Look for the word "printername" in each line and report the count of matching lines, with nothing added.
— START OF Exercise inputs —
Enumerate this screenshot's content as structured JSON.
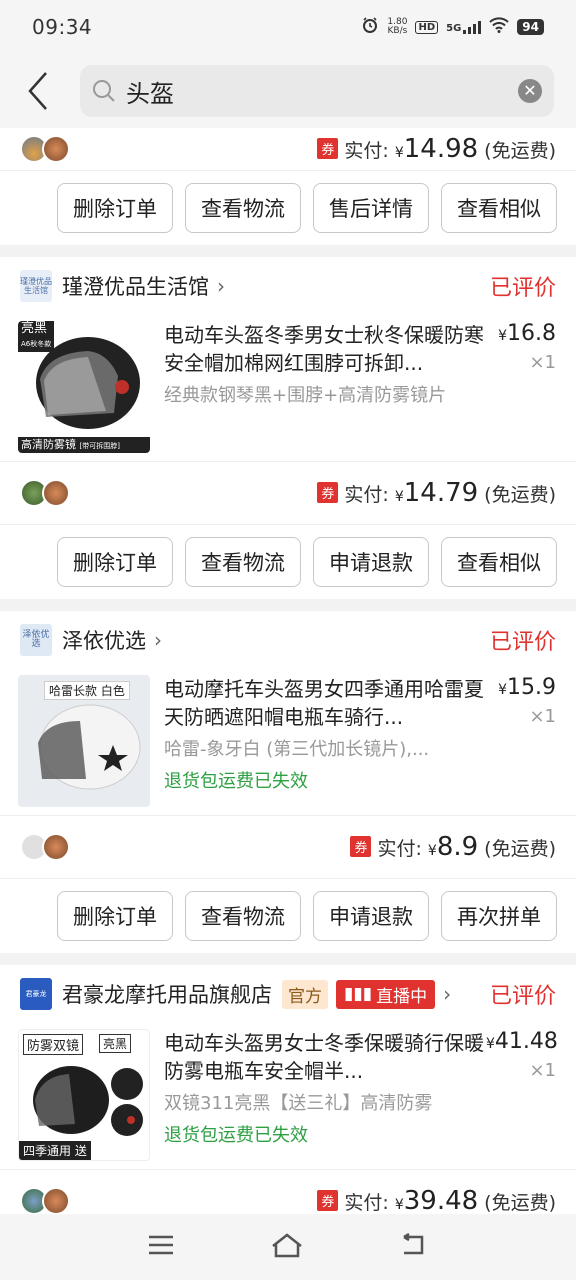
{
  "status_bar": {
    "time": "09:34",
    "net_speed_value": "1.80",
    "net_speed_unit": "KB/s",
    "hd": "HD",
    "network": "5G",
    "battery": "94"
  },
  "search": {
    "query": "头盔"
  },
  "partial_order_top": {
    "pay_label": "实付:",
    "currency": "¥",
    "amount": "14.98",
    "shipping": "(免运费)"
  },
  "order_buttons_1": [
    "删除订单",
    "查看物流",
    "售后详情",
    "查看相似"
  ],
  "orders": [
    {
      "shop_name": "瑾澄优品生活馆",
      "shop_logo_text": "瑾澄优品生活馆",
      "status": "已评价",
      "product_title": "电动车头盔冬季男女士秋冬保暖防寒安全帽加棉网红围脖可拆卸...",
      "sku": "经典款钢琴黑+围脖+高清防雾镜片",
      "price": "16.8",
      "qty": "×1",
      "thumb_tag_top": "亮黑",
      "thumb_tag_sub": "A6秋冬款",
      "thumb_tag_bottom": "高清防雾镜",
      "thumb_tag_bottom2": "[带可拆围脖]",
      "pay_amount": "14.79",
      "buttons": [
        "删除订单",
        "查看物流",
        "申请退款",
        "查看相似"
      ]
    },
    {
      "shop_name": "泽依优选",
      "shop_logo_text": "泽依优选",
      "status": "已评价",
      "product_title": "电动摩托车头盔男女四季通用哈雷夏天防晒遮阳帽电瓶车骑行...",
      "sku": "哈雷-象牙白 (第三代加长镜片),...",
      "return_note": "退货包运费已失效",
      "price": "15.9",
      "qty": "×1",
      "thumb_tag_top": "哈雷长款 白色",
      "pay_amount": "8.9",
      "buttons": [
        "删除订单",
        "查看物流",
        "申请退款",
        "再次拼单"
      ]
    },
    {
      "shop_name": "君豪龙摩托用品旗舰店",
      "shop_logo_text": "君豪龙",
      "official_tag": "官方",
      "live_tag": "直播中",
      "status": "已评价",
      "product_title": "电动车头盔男女士冬季保暖骑行保暖防雾电瓶车安全帽半...",
      "sku": "双镜311亮黑【送三礼】高清防雾",
      "return_note": "退货包运费已失效",
      "price": "41.48",
      "qty": "×1",
      "thumb_tag_top": "防雾双镜",
      "thumb_tag_top2": "亮黑",
      "thumb_tag_bottom": "四季通用",
      "thumb_tag_bottom2": "送",
      "pay_amount": "39.48"
    }
  ],
  "common": {
    "pay_label": "实付:",
    "currency": "¥",
    "shipping": "(免运费)",
    "coupon": "券"
  },
  "colors": {
    "accent_red": "#e0322f",
    "green": "#2ea043"
  }
}
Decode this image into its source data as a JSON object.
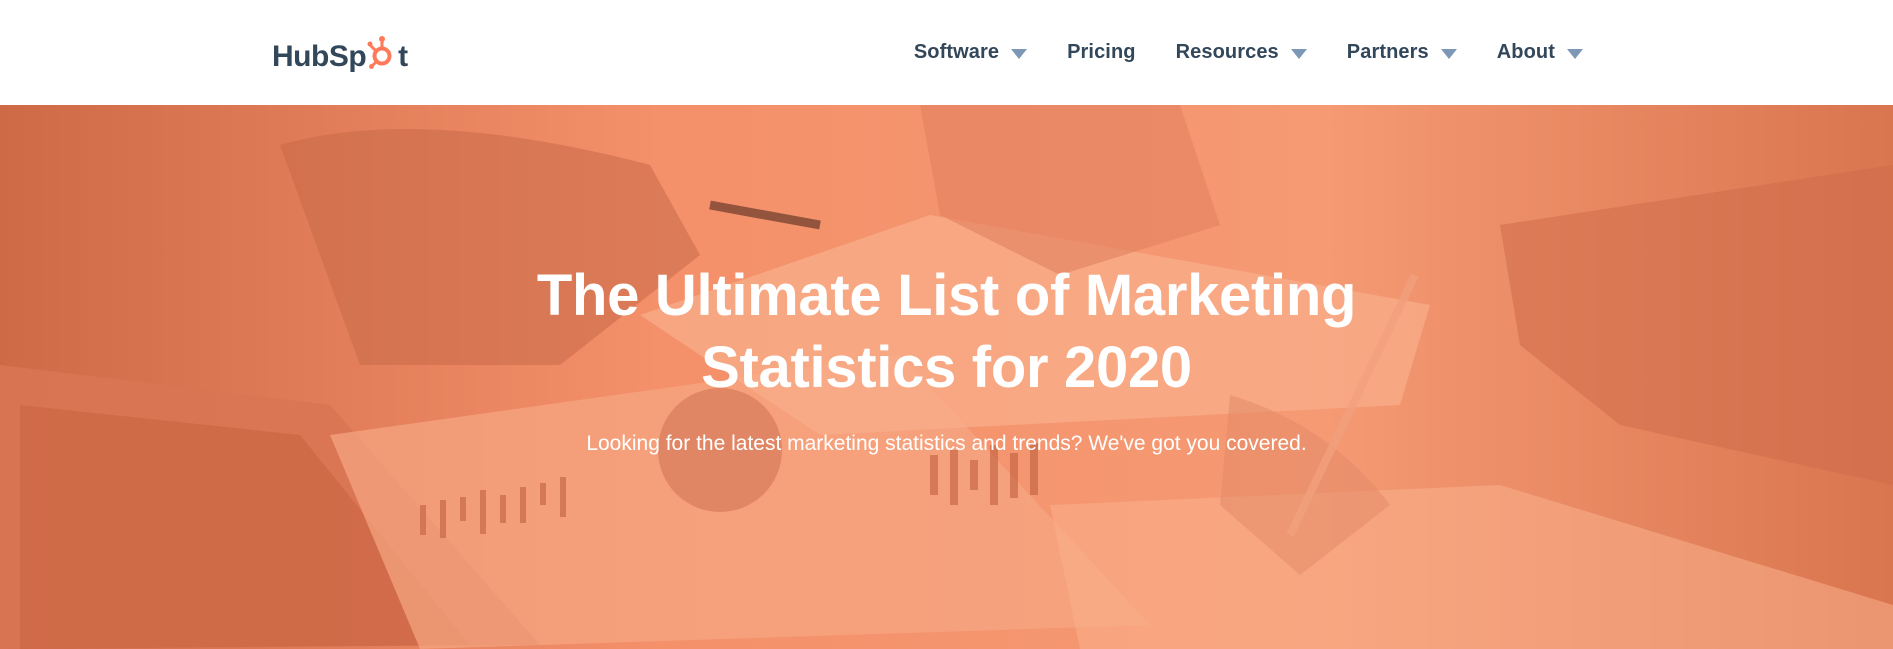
{
  "brand": {
    "name_part1": "HubSp",
    "name_part2": "t",
    "icon": "hubspot-sprocket-icon",
    "accent": "#ff7a59",
    "text_color": "#33475b"
  },
  "nav": {
    "items": [
      {
        "label": "Software",
        "has_dropdown": true
      },
      {
        "label": "Pricing",
        "has_dropdown": false
      },
      {
        "label": "Resources",
        "has_dropdown": true
      },
      {
        "label": "Partners",
        "has_dropdown": true
      },
      {
        "label": "About",
        "has_dropdown": true
      }
    ],
    "caret_icon": "caret-down-icon",
    "caret_color": "#7c98b6"
  },
  "hero": {
    "title_line1": "The Ultimate List of Marketing",
    "title_line2": "Statistics for 2020",
    "subtitle": "Looking for the latest marketing statistics and trends? We've got you covered.",
    "overlay_color": "#f08a65",
    "background_image": "business-people-reviewing-financial-charts-photo"
  }
}
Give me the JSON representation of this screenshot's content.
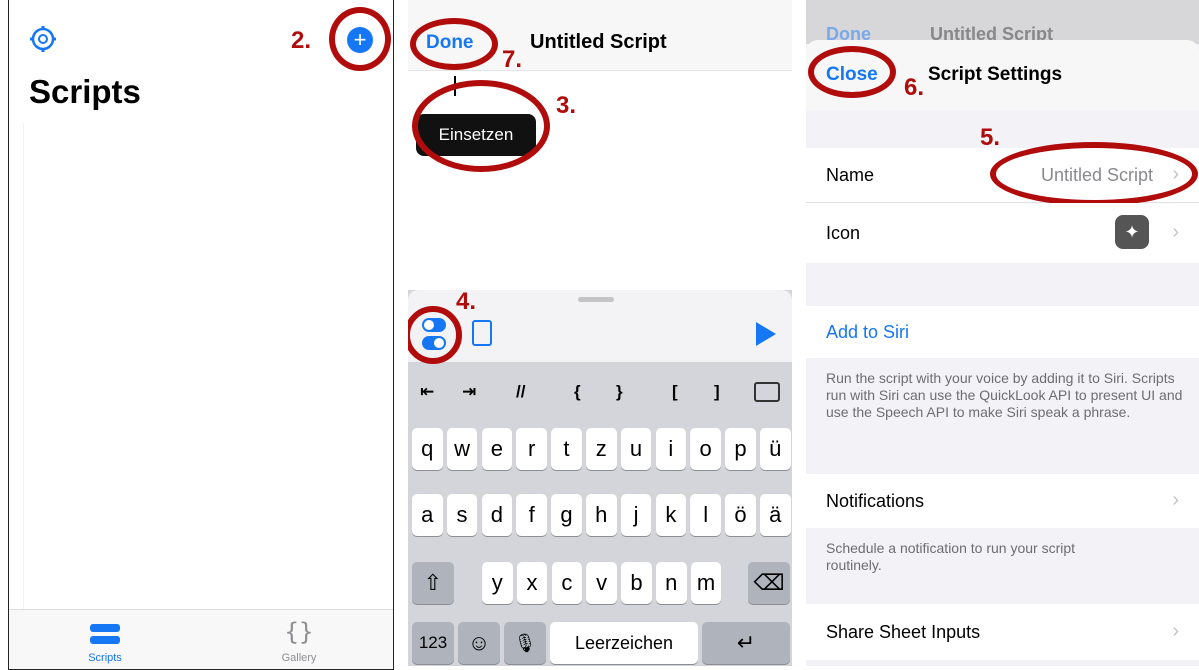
{
  "scripts_panel": {
    "title": "Scripts",
    "tabs": [
      {
        "label": "Scripts",
        "icon": "stack-icon"
      },
      {
        "label": "Gallery",
        "icon": "braces-icon"
      }
    ],
    "step_label": "2."
  },
  "editor_panel": {
    "done": "Done",
    "title": "Untitled Script",
    "paste": "Einsetzen",
    "symbols": [
      "⇤",
      "⇥",
      "//",
      "{",
      "}",
      "[",
      "]"
    ],
    "keys_row1": [
      "q",
      "w",
      "e",
      "r",
      "t",
      "z",
      "u",
      "i",
      "o",
      "p",
      "ü"
    ],
    "keys_row2": [
      "a",
      "s",
      "d",
      "f",
      "g",
      "h",
      "j",
      "k",
      "l",
      "ö",
      "ä"
    ],
    "keys_row3": [
      "y",
      "x",
      "c",
      "v",
      "b",
      "n",
      "m"
    ],
    "num_key": "123",
    "space": "Leerzeichen",
    "steps": [
      "7.",
      "3.",
      "4."
    ]
  },
  "settings_panel": {
    "behind_done": "Done",
    "behind_title": "Untitled Script",
    "close": "Close",
    "title": "Script Settings",
    "name_label": "Name",
    "name_value": "Untitled Script",
    "icon_label": "Icon",
    "add_to_siri": "Add to Siri",
    "siri_note": "Run the script with your voice by adding it to Siri. Scripts run with Siri can use the QuickLook API to present UI and use the Speech API to make Siri speak a phrase.",
    "notifications": "Notifications",
    "notif_note": "Schedule a notification to run your script routinely.",
    "share_sheet": "Share Sheet Inputs",
    "steps": [
      "6.",
      "5."
    ]
  },
  "colors": {
    "accent": "#1677f5",
    "annotation": "#b10c0c"
  }
}
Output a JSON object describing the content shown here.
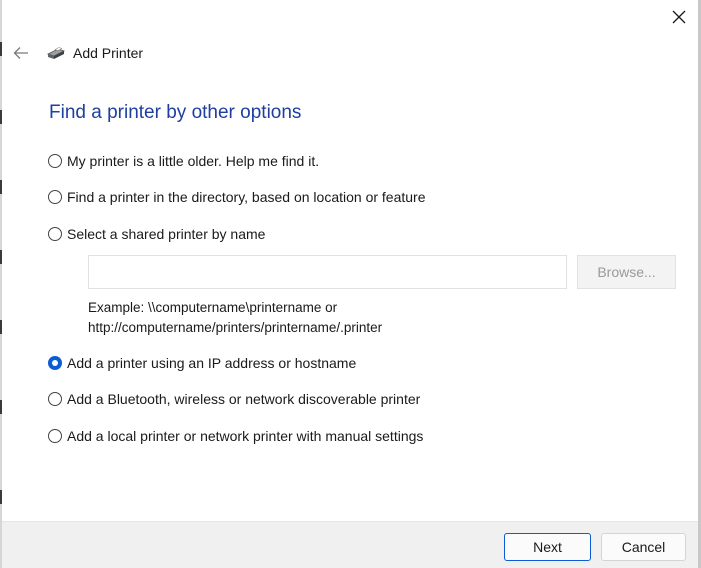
{
  "window": {
    "title": "Add Printer",
    "heading": "Find a printer by other options"
  },
  "options": [
    {
      "label": "My printer is a little older. Help me find it.",
      "checked": false
    },
    {
      "label": "Find a printer in the directory, based on location or feature",
      "checked": false
    },
    {
      "label": "Select a shared printer by name",
      "checked": false
    },
    {
      "label": "Add a printer using an IP address or hostname",
      "checked": true
    },
    {
      "label": "Add a Bluetooth, wireless or network discoverable printer",
      "checked": false
    },
    {
      "label": "Add a local printer or network printer with manual settings",
      "checked": false
    }
  ],
  "shared_printer": {
    "value": "",
    "browse_label": "Browse...",
    "example_line1": "Example: \\\\computername\\printername or",
    "example_line2": "http://computername/printers/printername/.printer"
  },
  "footer": {
    "next_label": "Next",
    "cancel_label": "Cancel"
  },
  "icons": {
    "close": "close-icon",
    "back": "back-arrow-icon",
    "printer": "printer-icon"
  },
  "colors": {
    "heading": "#1e3fa0",
    "accent": "#0b5cd5",
    "footer_bg": "#f0f0f0"
  }
}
— END OF Exercise inputs —
> [Full answer]
2